Page image transcription data
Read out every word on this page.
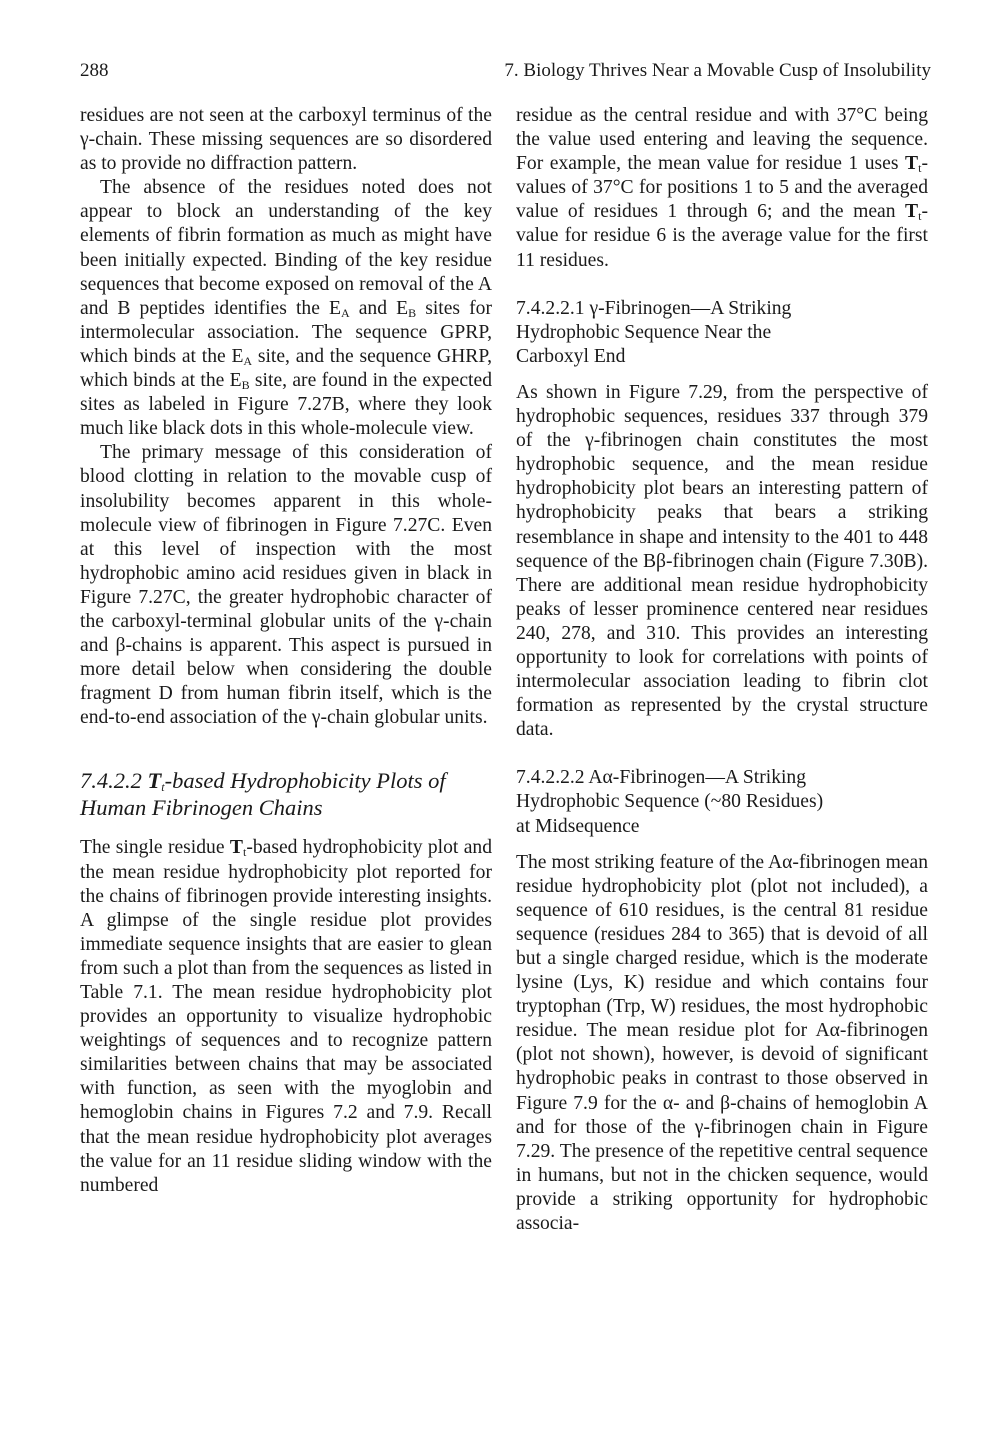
288	7. Biology Thrives Near a Movable Cusp of Insolubility

residues are not seen at the carboxyl terminus of the γ-chain. These missing sequences are so disordered as to provide no diffraction pattern.

The absence of the residues noted does not appear to block an understanding of the key elements of fibrin formation as much as might have been initially expected. Binding of the key residue sequences that become exposed on removal of the A and B peptides identifies the $E_A$ and $E_B$ sites for intermolecular association. The sequence GPRP, which binds at the $E_A$ site, and the sequence GHRP, which binds at the $E_B$ site, are found in the expected sites as labeled in Figure 7.27B, where they look much like black dots in this whole-molecule view.

The primary message of this consideration of blood clotting in relation to the movable cusp of insolubility becomes apparent in this whole-molecule view of fibrinogen in Figure 7.27C. Even at this level of inspection with the most hydrophobic amino acid residues given in black in Figure 7.27C, the greater hydrophobic character of the carboxyl-terminal globular units of the γ-chain and β-chains is apparent. This aspect is pursued in more detail below when considering the double fragment D from human fibrin itself, which is the end-to-end association of the γ-chain globular units.

7.4.2.2 $T_t$-based Hydrophobicity Plots of Human Fibrinogen Chains

The single residue $T_t$-based hydrophobicity plot and the mean residue hydrophobicity plot reported for the chains of fibrinogen provide interesting insights. A glimpse of the single residue plot provides immediate sequence insights that are easier to glean from such a plot than from the sequences as listed in Table 7.1. The mean residue hydrophobicity plot provides an opportunity to visualize hydrophobic weightings of sequences and to recognize pattern similarities between chains that may be associated with function, as seen with the myoglobin and hemoglobin chains in Figures 7.2 and 7.9. Recall that the mean residue hydrophobicity plot averages the value for an 11 residue sliding window with the numbered

residue as the central residue and with 37°C being the value used entering and leaving the sequence. For example, the mean value for residue 1 uses $T_t$-values of 37°C for positions 1 to 5 and the averaged value of residues 1 through 6; and the mean $T_t$-value for residue 6 is the average value for the first 11 residues.

7.4.2.2.1 γ-Fibrinogen—A Striking
Hydrophobic Sequence Near the
Carboxyl End

As shown in Figure 7.29, from the perspective of hydrophobic sequences, residues 337 through 379 of the γ-fibrinogen chain constitutes the most hydrophobic sequence, and the mean residue hydrophobicity plot bears an interesting pattern of hydrophobicity peaks that bears a striking resemblance in shape and intensity to the 401 to 448 sequence of the Bβ-fibrinogen chain (Figure 7.30B). There are additional mean residue hydrophobicity peaks of lesser prominence centered near residues 240, 278, and 310. This provides an interesting opportunity to look for correlations with points of intermolecular association leading to fibrin clot formation as represented by the crystal structure data.

7.4.2.2.2 Aα-Fibrinogen—A Striking
Hydrophobic Sequence (~80 Residues)
at Midsequence

The most striking feature of the Aα-fibrinogen mean residue hydrophobicity plot (plot not included), a sequence of 610 residues, is the central 81 residue sequence (residues 284 to 365) that is devoid of all but a single charged residue, which is the moderate lysine (Lys, K) residue and which contains four tryptophan (Trp, W) residues, the most hydrophobic residue. The mean residue plot for Aα-fibrinogen (plot not shown), however, is devoid of significant hydrophobic peaks in contrast to those observed in Figure 7.9 for the α- and β-chains of hemoglobin A and for those of the γ-fibrinogen chain in Figure 7.29. The presence of the repetitive central sequence in humans, but not in the chicken sequence, would provide a striking opportunity for hydrophobic associa-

TO DO
Nothing but the records, repeated exactly and stripped of pictures, should appear in the answer.

ANSWER SPACE
Read out every word on this page.
288	7. Biology Thrives Near a Movable Cusp of Insolubility

residues are not seen at the carboxyl terminus of the γ-chain. These missing sequences are so disordered as to provide no diffraction pattern.

The absence of the residues noted does not appear to block an understanding of the key elements of fibrin formation as much as might have been initially expected. Binding of the key residue sequences that become exposed on removal of the A and B peptides identifies the $E_A$ and $E_B$ sites for intermolecular association. The sequence GPRP, which binds at the $E_A$ site, and the sequence GHRP, which binds at the $E_B$ site, are found in the expected sites as labeled in Figure 7.27B, where they look much like black dots in this whole-molecule view.

The primary message of this consideration of blood clotting in relation to the movable cusp of insolubility becomes apparent in this whole-molecule view of fibrinogen in Figure 7.27C. Even at this level of inspection with the most hydrophobic amino acid residues given in black in Figure 7.27C, the greater hydrophobic character of the carboxyl-terminal globular units of the γ-chain and β-chains is apparent. This aspect is pursued in more detail below when considering the double fragment D from human fibrin itself, which is the end-to-end association of the γ-chain globular units.

7.4.2.2 $T_t$-based Hydrophobicity Plots of Human Fibrinogen Chains

The single residue $T_t$-based hydrophobicity plot and the mean residue hydrophobicity plot reported for the chains of fibrinogen provide interesting insights. A glimpse of the single residue plot provides immediate sequence insights that are easier to glean from such a plot than from the sequences as listed in Table 7.1. The mean residue hydrophobicity plot provides an opportunity to visualize hydrophobic weightings of sequences and to recognize pattern similarities between chains that may be associated with function, as seen with the myoglobin and hemoglobin chains in Figures 7.2 and 7.9. Recall that the mean residue hydrophobicity plot averages the value for an 11 residue sliding window with the numbered

residue as the central residue and with 37°C being the value used entering and leaving the sequence. For example, the mean value for residue 1 uses $T_t$-values of 37°C for positions 1 to 5 and the averaged value of residues 1 through 6; and the mean $T_t$-value for residue 6 is the average value for the first 11 residues.

7.4.2.2.1 γ-Fibrinogen—A Striking
Hydrophobic Sequence Near the
Carboxyl End

As shown in Figure 7.29, from the perspective of hydrophobic sequences, residues 337 through 379 of the γ-fibrinogen chain constitutes the most hydrophobic sequence, and the mean residue hydrophobicity plot bears an interesting pattern of hydrophobicity peaks that bears a striking resemblance in shape and intensity to the 401 to 448 sequence of the Bβ-fibrinogen chain (Figure 7.30B). There are additional mean residue hydrophobicity peaks of lesser prominence centered near residues 240, 278, and 310. This provides an interesting opportunity to look for correlations with points of intermolecular association leading to fibrin clot formation as represented by the crystal structure data.

7.4.2.2.2 Aα-Fibrinogen—A Striking
Hydrophobic Sequence (~80 Residues)
at Midsequence

The most striking feature of the Aα-fibrinogen mean residue hydrophobicity plot (plot not included), a sequence of 610 residues, is the central 81 residue sequence (residues 284 to 365) that is devoid of all but a single charged residue, which is the moderate lysine (Lys, K) residue and which contains four tryptophan (Trp, W) residues, the most hydrophobic residue. The mean residue plot for Aα-fibrinogen (plot not shown), however, is devoid of significant hydrophobic peaks in contrast to those observed in Figure 7.9 for the α- and β-chains of hemoglobin A and for those of the γ-fibrinogen chain in Figure 7.29. The presence of the repetitive central sequence in humans, but not in the chicken sequence, would provide a striking opportunity for hydrophobic associa-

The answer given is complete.